Review the material line by line. Identify and copy every line that contains the string "document".

* START *

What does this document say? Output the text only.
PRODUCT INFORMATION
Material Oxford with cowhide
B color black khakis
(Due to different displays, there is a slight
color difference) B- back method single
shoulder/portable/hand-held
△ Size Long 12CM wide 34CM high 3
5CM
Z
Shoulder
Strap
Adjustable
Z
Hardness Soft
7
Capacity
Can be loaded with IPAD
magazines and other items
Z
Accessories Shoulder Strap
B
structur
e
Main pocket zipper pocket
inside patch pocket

* END *
* START *

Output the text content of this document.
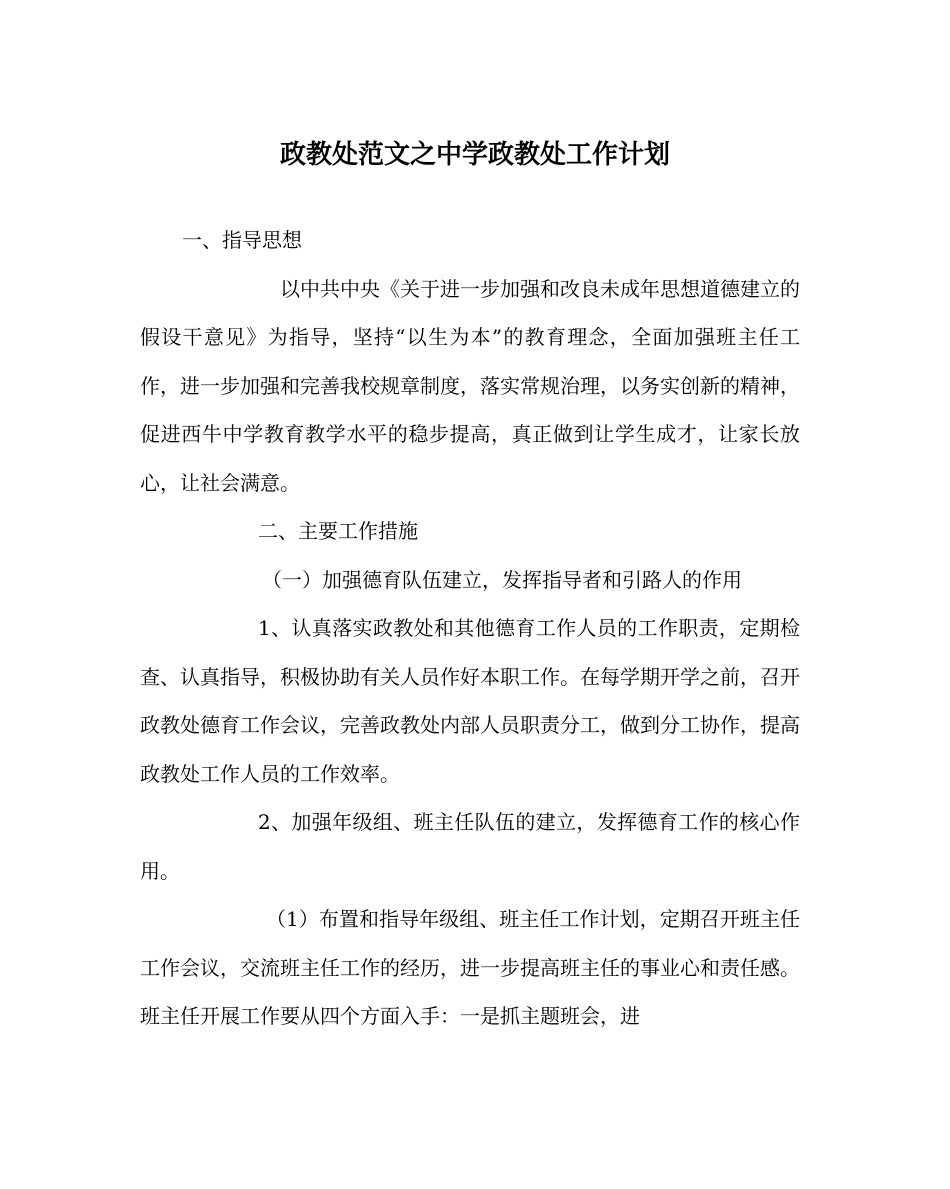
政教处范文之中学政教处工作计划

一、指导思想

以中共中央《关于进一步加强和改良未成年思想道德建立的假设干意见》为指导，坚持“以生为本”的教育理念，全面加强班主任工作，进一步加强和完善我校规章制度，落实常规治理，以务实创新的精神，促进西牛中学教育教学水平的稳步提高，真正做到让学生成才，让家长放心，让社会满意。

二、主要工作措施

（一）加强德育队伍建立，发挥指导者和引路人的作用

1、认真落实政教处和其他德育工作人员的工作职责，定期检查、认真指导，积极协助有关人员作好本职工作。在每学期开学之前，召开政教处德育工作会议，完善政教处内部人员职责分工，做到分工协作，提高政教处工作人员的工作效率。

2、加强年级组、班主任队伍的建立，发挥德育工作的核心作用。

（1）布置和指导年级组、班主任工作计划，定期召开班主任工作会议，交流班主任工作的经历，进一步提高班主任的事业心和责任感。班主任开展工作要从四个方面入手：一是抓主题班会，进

* END *

- [In response]
What does this document say? Output the text only.
Output the text content of this document.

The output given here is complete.